DATA IN THIS EXERCISE –
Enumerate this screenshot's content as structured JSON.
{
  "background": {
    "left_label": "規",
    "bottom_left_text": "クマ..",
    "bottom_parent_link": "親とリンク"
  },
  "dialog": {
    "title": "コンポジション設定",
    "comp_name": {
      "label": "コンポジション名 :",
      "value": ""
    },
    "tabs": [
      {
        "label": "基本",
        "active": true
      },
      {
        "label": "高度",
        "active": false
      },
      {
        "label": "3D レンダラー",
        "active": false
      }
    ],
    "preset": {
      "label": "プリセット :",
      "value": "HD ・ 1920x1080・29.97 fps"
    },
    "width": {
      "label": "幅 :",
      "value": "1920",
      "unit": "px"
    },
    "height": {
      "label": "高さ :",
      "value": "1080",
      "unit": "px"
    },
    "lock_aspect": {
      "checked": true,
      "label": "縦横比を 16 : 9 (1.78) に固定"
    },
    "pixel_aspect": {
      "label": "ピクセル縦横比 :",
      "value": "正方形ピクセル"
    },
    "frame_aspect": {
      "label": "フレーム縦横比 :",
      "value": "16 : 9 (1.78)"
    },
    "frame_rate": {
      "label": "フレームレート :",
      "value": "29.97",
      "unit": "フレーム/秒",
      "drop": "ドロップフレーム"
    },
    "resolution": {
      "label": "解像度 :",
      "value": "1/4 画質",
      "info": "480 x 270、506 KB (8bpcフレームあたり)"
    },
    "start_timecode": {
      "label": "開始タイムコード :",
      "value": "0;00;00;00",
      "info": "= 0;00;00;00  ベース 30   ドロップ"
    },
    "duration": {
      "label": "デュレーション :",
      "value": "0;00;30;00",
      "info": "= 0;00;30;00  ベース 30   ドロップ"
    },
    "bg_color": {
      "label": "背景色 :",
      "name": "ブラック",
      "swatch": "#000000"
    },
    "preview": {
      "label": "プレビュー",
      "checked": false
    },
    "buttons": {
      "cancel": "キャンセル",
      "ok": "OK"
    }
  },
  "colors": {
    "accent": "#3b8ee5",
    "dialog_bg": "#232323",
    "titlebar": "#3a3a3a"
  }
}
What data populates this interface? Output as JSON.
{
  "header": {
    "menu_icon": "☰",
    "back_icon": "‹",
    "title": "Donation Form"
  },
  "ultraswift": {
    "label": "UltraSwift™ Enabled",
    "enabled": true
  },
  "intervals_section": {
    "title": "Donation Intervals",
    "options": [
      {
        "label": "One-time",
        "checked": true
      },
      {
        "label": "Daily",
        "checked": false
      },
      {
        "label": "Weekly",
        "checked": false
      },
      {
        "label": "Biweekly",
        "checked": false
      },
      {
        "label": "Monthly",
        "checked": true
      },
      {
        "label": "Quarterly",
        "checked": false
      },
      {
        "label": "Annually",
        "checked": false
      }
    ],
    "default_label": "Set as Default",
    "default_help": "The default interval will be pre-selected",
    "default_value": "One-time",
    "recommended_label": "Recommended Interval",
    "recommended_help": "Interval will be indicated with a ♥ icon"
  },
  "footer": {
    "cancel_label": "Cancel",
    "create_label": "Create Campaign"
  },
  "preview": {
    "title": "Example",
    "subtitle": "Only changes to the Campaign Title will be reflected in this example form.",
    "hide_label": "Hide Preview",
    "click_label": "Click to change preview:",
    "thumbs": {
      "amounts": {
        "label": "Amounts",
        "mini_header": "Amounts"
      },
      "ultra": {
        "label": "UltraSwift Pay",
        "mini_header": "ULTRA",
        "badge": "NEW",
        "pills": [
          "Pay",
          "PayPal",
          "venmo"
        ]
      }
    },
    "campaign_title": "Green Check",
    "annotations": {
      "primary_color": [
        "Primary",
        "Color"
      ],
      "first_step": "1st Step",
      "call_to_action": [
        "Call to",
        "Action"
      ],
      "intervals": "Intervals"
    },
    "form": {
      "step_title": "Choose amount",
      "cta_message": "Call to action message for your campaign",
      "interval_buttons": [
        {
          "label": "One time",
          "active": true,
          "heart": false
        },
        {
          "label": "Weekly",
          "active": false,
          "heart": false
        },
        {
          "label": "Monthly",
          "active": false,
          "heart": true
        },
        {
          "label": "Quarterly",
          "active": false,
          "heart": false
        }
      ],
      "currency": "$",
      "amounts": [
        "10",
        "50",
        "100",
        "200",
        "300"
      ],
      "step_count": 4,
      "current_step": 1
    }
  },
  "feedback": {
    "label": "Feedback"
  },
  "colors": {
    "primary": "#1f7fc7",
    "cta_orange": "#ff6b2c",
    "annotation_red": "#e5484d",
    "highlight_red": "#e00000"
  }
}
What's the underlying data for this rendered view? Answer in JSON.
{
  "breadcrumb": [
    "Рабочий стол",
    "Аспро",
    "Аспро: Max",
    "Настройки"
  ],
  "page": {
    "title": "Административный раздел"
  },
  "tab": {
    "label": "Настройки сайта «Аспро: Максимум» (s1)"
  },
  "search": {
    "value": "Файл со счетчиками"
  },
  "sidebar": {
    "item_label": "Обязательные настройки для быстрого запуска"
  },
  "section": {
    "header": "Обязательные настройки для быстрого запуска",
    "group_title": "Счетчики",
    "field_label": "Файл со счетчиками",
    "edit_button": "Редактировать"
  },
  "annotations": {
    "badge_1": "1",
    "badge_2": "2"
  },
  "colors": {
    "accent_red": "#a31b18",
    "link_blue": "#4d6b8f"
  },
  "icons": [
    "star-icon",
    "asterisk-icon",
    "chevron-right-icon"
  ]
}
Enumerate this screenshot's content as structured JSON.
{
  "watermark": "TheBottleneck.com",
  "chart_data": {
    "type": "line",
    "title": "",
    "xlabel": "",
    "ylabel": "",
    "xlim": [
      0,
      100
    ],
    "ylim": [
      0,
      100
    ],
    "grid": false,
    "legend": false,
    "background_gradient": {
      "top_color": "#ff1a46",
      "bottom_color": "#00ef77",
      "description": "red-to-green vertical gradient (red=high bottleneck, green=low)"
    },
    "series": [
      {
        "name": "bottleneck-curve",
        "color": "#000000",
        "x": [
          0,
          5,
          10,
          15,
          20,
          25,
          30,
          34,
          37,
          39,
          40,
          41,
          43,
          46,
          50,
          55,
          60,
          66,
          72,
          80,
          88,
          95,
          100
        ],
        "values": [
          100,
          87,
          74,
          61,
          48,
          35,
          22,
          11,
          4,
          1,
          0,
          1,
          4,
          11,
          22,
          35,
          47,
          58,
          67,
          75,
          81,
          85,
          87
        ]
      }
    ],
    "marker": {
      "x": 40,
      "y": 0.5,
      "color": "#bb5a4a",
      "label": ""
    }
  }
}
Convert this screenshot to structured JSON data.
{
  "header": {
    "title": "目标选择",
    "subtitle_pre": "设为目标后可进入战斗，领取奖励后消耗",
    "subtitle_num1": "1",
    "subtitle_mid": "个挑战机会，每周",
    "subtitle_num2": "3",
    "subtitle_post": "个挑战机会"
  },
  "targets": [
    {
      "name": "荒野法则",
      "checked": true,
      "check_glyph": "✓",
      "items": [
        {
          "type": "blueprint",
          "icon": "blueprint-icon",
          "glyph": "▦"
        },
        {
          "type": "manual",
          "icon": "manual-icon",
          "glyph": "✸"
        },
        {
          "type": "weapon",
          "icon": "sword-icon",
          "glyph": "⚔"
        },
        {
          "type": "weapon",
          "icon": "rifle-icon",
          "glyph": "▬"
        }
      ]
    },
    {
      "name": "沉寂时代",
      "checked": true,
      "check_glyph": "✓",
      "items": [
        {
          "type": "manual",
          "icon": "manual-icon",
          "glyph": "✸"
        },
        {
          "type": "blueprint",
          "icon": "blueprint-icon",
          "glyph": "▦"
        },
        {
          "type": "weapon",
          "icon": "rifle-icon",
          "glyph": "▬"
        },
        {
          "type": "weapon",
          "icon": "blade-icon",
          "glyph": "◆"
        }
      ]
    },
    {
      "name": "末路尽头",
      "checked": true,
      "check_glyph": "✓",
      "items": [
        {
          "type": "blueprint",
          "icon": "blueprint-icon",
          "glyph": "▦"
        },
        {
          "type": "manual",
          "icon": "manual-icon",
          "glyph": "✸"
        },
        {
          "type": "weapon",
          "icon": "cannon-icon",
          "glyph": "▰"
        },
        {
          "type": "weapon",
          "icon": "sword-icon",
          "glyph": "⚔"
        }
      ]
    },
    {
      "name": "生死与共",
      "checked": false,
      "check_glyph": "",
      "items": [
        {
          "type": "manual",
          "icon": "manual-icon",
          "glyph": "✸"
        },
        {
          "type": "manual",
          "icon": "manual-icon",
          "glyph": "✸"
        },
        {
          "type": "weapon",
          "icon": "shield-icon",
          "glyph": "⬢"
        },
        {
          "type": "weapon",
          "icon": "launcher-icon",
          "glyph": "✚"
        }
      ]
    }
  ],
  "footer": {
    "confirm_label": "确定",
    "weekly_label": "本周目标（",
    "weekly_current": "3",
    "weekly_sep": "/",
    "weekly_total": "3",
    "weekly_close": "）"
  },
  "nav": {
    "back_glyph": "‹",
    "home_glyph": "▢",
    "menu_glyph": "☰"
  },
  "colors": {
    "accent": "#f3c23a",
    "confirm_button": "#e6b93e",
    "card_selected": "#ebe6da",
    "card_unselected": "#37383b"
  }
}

WHAT IS BEING ASKED – Copy the lines from the entries above in which the word "info" appears.

RESPONSE TO THIS TASK –
      "info": "480 x 270、506 KB (8bpcフレームあたり)"
      "info": "= 0;00;00;00  ベース 30   ドロップ"
      "info": "= 0;00;30;00  ベース 30   ドロップ"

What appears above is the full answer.